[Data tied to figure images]
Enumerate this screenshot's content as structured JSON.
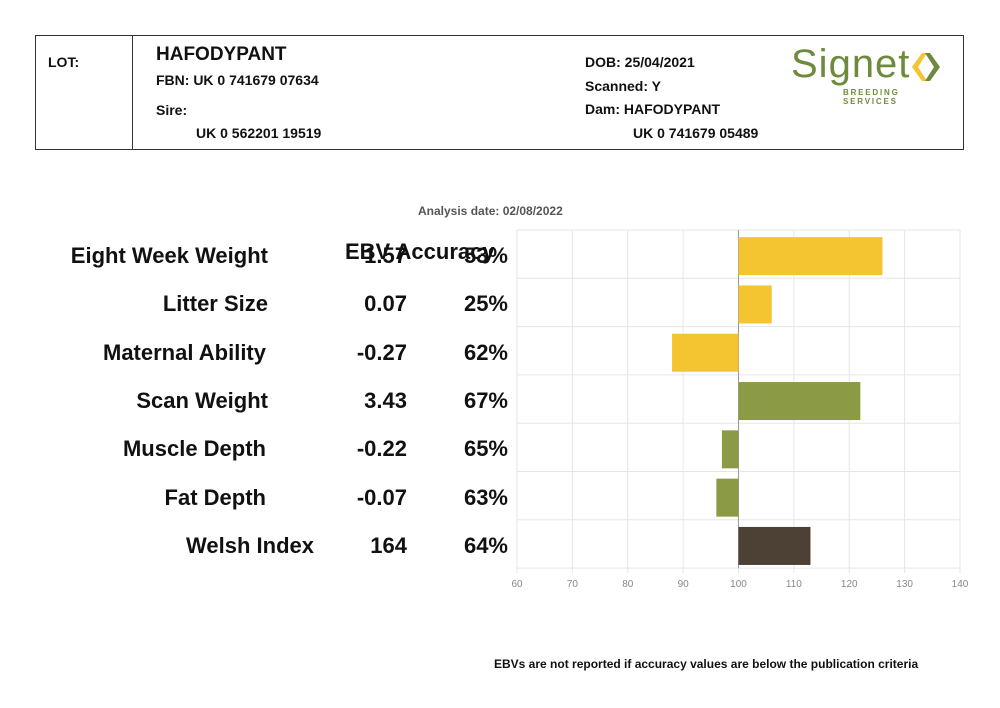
{
  "header": {
    "lot_label": "LOT:",
    "name": "HAFODYPANT",
    "fbn": "FBN: UK 0 741679 07634",
    "sire_label": "Sire:",
    "sire_id": "UK 0 562201 19519",
    "dob": "DOB: 25/04/2021",
    "scanned": "Scanned: Y",
    "dam": "Dam: HAFODYPANT",
    "dam_id": "UK 0 741679 05489",
    "logo_text": "Signet",
    "logo_sub": "BREEDING SERVICES",
    "logo_color": "#6e8b3d"
  },
  "analysis_date": "Analysis date: 02/08/2022",
  "column_header": "EBV Accuracy",
  "footnote": "EBVs are not reported if accuracy values are below the publication criteria",
  "chart_data": {
    "type": "bar",
    "orientation": "horizontal",
    "categories": [
      "Eight Week Weight",
      "Litter Size",
      "Maternal Ability",
      "Scan Weight",
      "Muscle Depth",
      "Fat Depth",
      "Welsh Index"
    ],
    "ebv": [
      "1.57",
      "0.07",
      "-0.27",
      "3.43",
      "-0.22",
      "-0.07",
      "164"
    ],
    "accuracy": [
      "53%",
      "25%",
      "62%",
      "67%",
      "65%",
      "63%",
      "64%"
    ],
    "values": [
      126,
      106,
      88,
      122,
      97,
      96,
      113
    ],
    "baseline": 100,
    "xlim": [
      60,
      140
    ],
    "xticks": [
      60,
      70,
      80,
      90,
      100,
      110,
      120,
      130,
      140
    ],
    "bar_colors": [
      "#f5c431",
      "#f5c431",
      "#f5c431",
      "#8a9a45",
      "#8a9a45",
      "#8a9a45",
      "#4d4035"
    ],
    "grid": true
  }
}
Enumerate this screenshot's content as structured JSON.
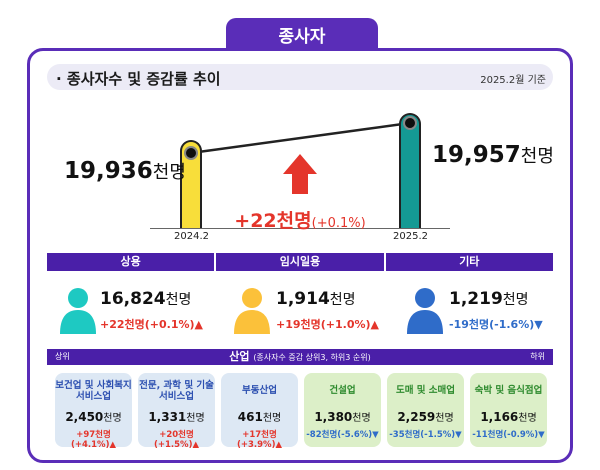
{
  "title": "종사자",
  "subtitle": "· 종사자수 및 증감률 추이",
  "base_date": "2025.2월 기준",
  "trend": {
    "left": {
      "year": "2024.2",
      "value": "19,936",
      "unit": "천명",
      "color": "#f8de3a"
    },
    "right": {
      "year": "2025.2",
      "value": "19,957",
      "unit": "천명",
      "color": "#149a94"
    },
    "change_value": "+22천명",
    "change_rate": "(+0.1%)"
  },
  "categories": [
    {
      "label": "상용",
      "value": "16,824",
      "unit": "천명",
      "change": "+22천명(+0.1%)",
      "direction": "up",
      "icon": "person-icon",
      "color": "#1ec9c2"
    },
    {
      "label": "임시일용",
      "value": "1,914",
      "unit": "천명",
      "change": "+19천명(+1.0%)",
      "direction": "up",
      "icon": "person-icon",
      "color": "#fbc13a"
    },
    {
      "label": "기타",
      "value": "1,219",
      "unit": "천명",
      "change": "-19천명(-1.6%)",
      "direction": "down",
      "icon": "person-icon",
      "color": "#2f6cc9"
    }
  ],
  "industry": {
    "title": "산업",
    "note": "(종사자수 증감 상위3, 하위3 순위)",
    "left_label": "상위",
    "right_label": "하위",
    "cards": [
      {
        "name": "보건업 및 사회복지 서비스업",
        "value": "2,450",
        "unit": "천명",
        "change": "+97천명(+4.1%)",
        "direction": "up"
      },
      {
        "name": "전문, 과학 및 기술 서비스업",
        "value": "1,331",
        "unit": "천명",
        "change": "+20천명(+1.5%)",
        "direction": "up"
      },
      {
        "name": "부동산업",
        "value": "461",
        "unit": "천명",
        "change": "+17천명(+3.9%)",
        "direction": "up"
      },
      {
        "name": "건설업",
        "value": "1,380",
        "unit": "천명",
        "change": "-82천명(-5.6%)",
        "direction": "down"
      },
      {
        "name": "도매 및 소매업",
        "value": "2,259",
        "unit": "천명",
        "change": "-35천명(-1.5%)",
        "direction": "down"
      },
      {
        "name": "숙박 및 음식점업",
        "value": "1,166",
        "unit": "천명",
        "change": "-11천명(-0.9%)",
        "direction": "down"
      }
    ]
  },
  "colors": {
    "accent": "#5a2db8",
    "up": "#e4352b",
    "down": "#2f6cc9"
  }
}
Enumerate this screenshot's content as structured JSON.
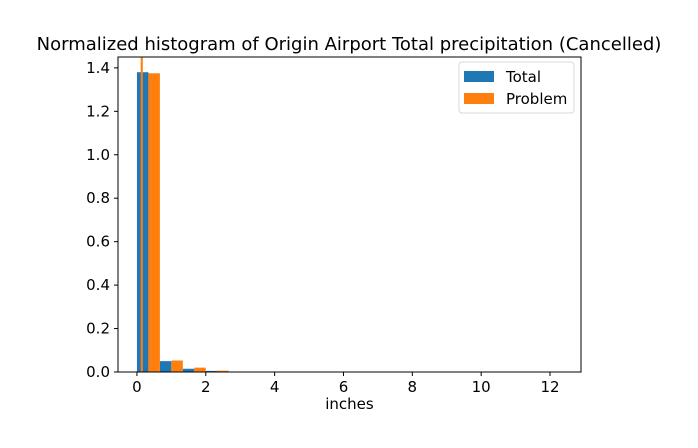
{
  "chart_data": {
    "type": "bar",
    "title": "Normalized histogram of Origin Airport Total precipitation (Cancelled)",
    "xlabel": "inches",
    "ylabel": "",
    "xlim": [
      -0.55,
      12.9
    ],
    "ylim": [
      0,
      1.45
    ],
    "xticks": [
      0,
      2,
      4,
      6,
      8,
      10,
      12
    ],
    "yticks": [
      0.0,
      0.2,
      0.4,
      0.6,
      0.8,
      1.0,
      1.2,
      1.4
    ],
    "ytick_format": 1,
    "grid": false,
    "legend_position": "top-right",
    "bar_edges": [
      0.0,
      0.667,
      1.333,
      2.0,
      2.667,
      3.333
    ],
    "series": [
      {
        "name": "Total",
        "color": "#1f77b4",
        "values": [
          1.38,
          0.05,
          0.015,
          0.005,
          0.002
        ]
      },
      {
        "name": "Problem",
        "color": "#ff7f0e",
        "values": [
          1.375,
          0.053,
          0.02,
          0.006,
          0.002
        ]
      }
    ],
    "extra_marks": [
      {
        "series": "Problem",
        "x0": 0.11,
        "x1": 0.17,
        "value": 1.45
      }
    ]
  }
}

- **WORK REQUIRED**
Make an exact copy of every record, pictures excluded.

- **OUTPUT BELOW**
Enumerate this screenshot's content as structured JSON.
{
  "header": {
    "lot_label": "LOT:",
    "name": "HAFODYPANT",
    "fbn": "FBN: UK 0 741679 07634",
    "sire_label": "Sire:",
    "sire_id": "UK 0 562201 19519",
    "dob": "DOB: 25/04/2021",
    "scanned": "Scanned: Y",
    "dam": "Dam: HAFODYPANT",
    "dam_id": "UK 0 741679 05489",
    "logo_text": "Signet",
    "logo_sub": "BREEDING SERVICES",
    "logo_color": "#6e8b3d"
  },
  "analysis_date": "Analysis date: 02/08/2022",
  "column_header": "EBV Accuracy",
  "footnote": "EBVs are not reported if accuracy values are below the publication criteria",
  "chart_data": {
    "type": "bar",
    "orientation": "horizontal",
    "categories": [
      "Eight Week Weight",
      "Litter Size",
      "Maternal Ability",
      "Scan Weight",
      "Muscle Depth",
      "Fat Depth",
      "Welsh Index"
    ],
    "ebv": [
      "1.57",
      "0.07",
      "-0.27",
      "3.43",
      "-0.22",
      "-0.07",
      "164"
    ],
    "accuracy": [
      "53%",
      "25%",
      "62%",
      "67%",
      "65%",
      "63%",
      "64%"
    ],
    "values": [
      126,
      106,
      88,
      122,
      97,
      96,
      113
    ],
    "baseline": 100,
    "xlim": [
      60,
      140
    ],
    "xticks": [
      60,
      70,
      80,
      90,
      100,
      110,
      120,
      130,
      140
    ],
    "bar_colors": [
      "#f5c431",
      "#f5c431",
      "#f5c431",
      "#8a9a45",
      "#8a9a45",
      "#8a9a45",
      "#4d4035"
    ],
    "grid": true
  }
}
Enumerate this screenshot's content as structured JSON.
{
  "title": "종사자",
  "subtitle": "· 종사자수 및 증감률 추이",
  "base_date": "2025.2월 기준",
  "trend": {
    "left": {
      "year": "2024.2",
      "value": "19,936",
      "unit": "천명",
      "color": "#f8de3a"
    },
    "right": {
      "year": "2025.2",
      "value": "19,957",
      "unit": "천명",
      "color": "#149a94"
    },
    "change_value": "+22천명",
    "change_rate": "(+0.1%)"
  },
  "categories": [
    {
      "label": "상용",
      "value": "16,824",
      "unit": "천명",
      "change": "+22천명(+0.1%)",
      "direction": "up",
      "icon": "person-icon",
      "color": "#1ec9c2"
    },
    {
      "label": "임시일용",
      "value": "1,914",
      "unit": "천명",
      "change": "+19천명(+1.0%)",
      "direction": "up",
      "icon": "person-icon",
      "color": "#fbc13a"
    },
    {
      "label": "기타",
      "value": "1,219",
      "unit": "천명",
      "change": "-19천명(-1.6%)",
      "direction": "down",
      "icon": "person-icon",
      "color": "#2f6cc9"
    }
  ],
  "industry": {
    "title": "산업",
    "note": "(종사자수 증감 상위3, 하위3 순위)",
    "left_label": "상위",
    "right_label": "하위",
    "cards": [
      {
        "name": "보건업 및 사회복지 서비스업",
        "value": "2,450",
        "unit": "천명",
        "change": "+97천명(+4.1%)",
        "direction": "up"
      },
      {
        "name": "전문, 과학 및 기술 서비스업",
        "value": "1,331",
        "unit": "천명",
        "change": "+20천명(+1.5%)",
        "direction": "up"
      },
      {
        "name": "부동산업",
        "value": "461",
        "unit": "천명",
        "change": "+17천명(+3.9%)",
        "direction": "up"
      },
      {
        "name": "건설업",
        "value": "1,380",
        "unit": "천명",
        "change": "-82천명(-5.6%)",
        "direction": "down"
      },
      {
        "name": "도매 및 소매업",
        "value": "2,259",
        "unit": "천명",
        "change": "-35천명(-1.5%)",
        "direction": "down"
      },
      {
        "name": "숙박 및 음식점업",
        "value": "1,166",
        "unit": "천명",
        "change": "-11천명(-0.9%)",
        "direction": "down"
      }
    ]
  },
  "colors": {
    "accent": "#5a2db8",
    "up": "#e4352b",
    "down": "#2f6cc9"
  }
}
Enumerate this screenshot's content as structured JSON.
{
  "chart_data": {
    "type": "bar",
    "title": "Normalized histogram of Origin Airport Total precipitation (Cancelled)",
    "xlabel": "inches",
    "ylabel": "",
    "xlim": [
      -0.55,
      12.9
    ],
    "ylim": [
      0,
      1.45
    ],
    "xticks": [
      0,
      2,
      4,
      6,
      8,
      10,
      12
    ],
    "yticks": [
      0.0,
      0.2,
      0.4,
      0.6,
      0.8,
      1.0,
      1.2,
      1.4
    ],
    "ytick_format": 1,
    "grid": false,
    "legend_position": "top-right",
    "bar_edges": [
      0.0,
      0.667,
      1.333,
      2.0,
      2.667,
      3.333
    ],
    "series": [
      {
        "name": "Total",
        "color": "#1f77b4",
        "values": [
          1.38,
          0.05,
          0.015,
          0.005,
          0.002
        ]
      },
      {
        "name": "Problem",
        "color": "#ff7f0e",
        "values": [
          1.375,
          0.053,
          0.02,
          0.006,
          0.002
        ]
      }
    ],
    "extra_marks": [
      {
        "series": "Problem",
        "x0": 0.11,
        "x1": 0.17,
        "value": 1.45
      }
    ]
  }
}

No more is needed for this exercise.